■ What to produce
Every entry that follows should be repeated exactly; drop the images.

■ Material supplied
Begin
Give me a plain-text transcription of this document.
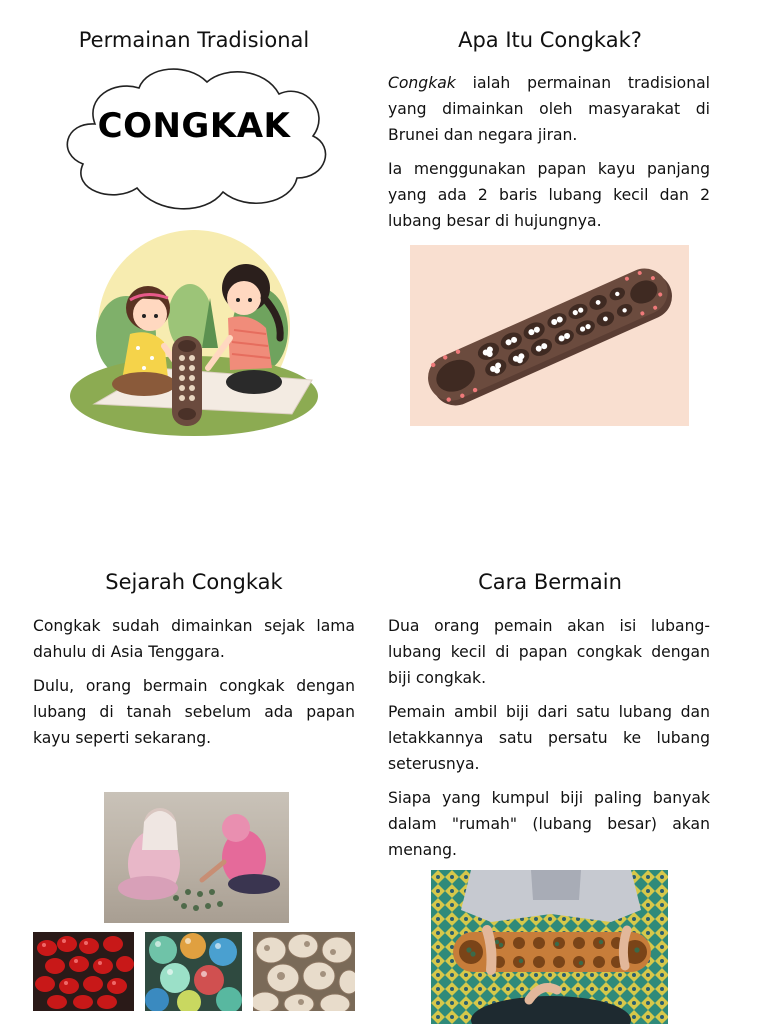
Permainan Tradisional
CONGKAK
Apa Itu Congkak?

Congkak ialah permainan tradisional yang dimainkan oleh masyarakat di Brunei dan negara jiran.

Ia menggunakan papan kayu panjang yang ada 2 baris lubang kecil dan 2 lubang besar di hujungnya.

Sejarah Congkak

Congkak sudah dimainkan sejak lama dahulu di Asia Tenggara.

Dulu, orang bermain congkak dengan lubang di tanah sebelum ada papan kayu seperti sekarang.

Cara Bermain

Dua orang pemain akan isi lubang-lubang kecil di papan congkak dengan biji congkak.

Pemain ambil biji dari satu lubang dan letakkannya satu persatu ke lubang seterusnya.

Siapa yang kumpul biji paling banyak dalam "rumah" (lubang besar) akan menang.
End
■ The response
Give me a plain-text transcription of this document.
Permainan Tradisional
CONGKAK
Apa Itu Congkak?

Congkak ialah permainan tradisional yang dimainkan oleh masyarakat di Brunei dan negara jiran.

Ia menggunakan papan kayu panjang yang ada 2 baris lubang kecil dan 2 lubang besar di hujungnya.

Sejarah Congkak

Congkak sudah dimainkan sejak lama dahulu di Asia Tenggara.

Dulu, orang bermain congkak dengan lubang di tanah sebelum ada papan kayu seperti sekarang.

Cara Bermain

Dua orang pemain akan isi lubang-lubang kecil di papan congkak dengan biji congkak.

Pemain ambil biji dari satu lubang dan letakkannya satu persatu ke lubang seterusnya.

Siapa yang kumpul biji paling banyak dalam "rumah" (lubang besar) akan menang.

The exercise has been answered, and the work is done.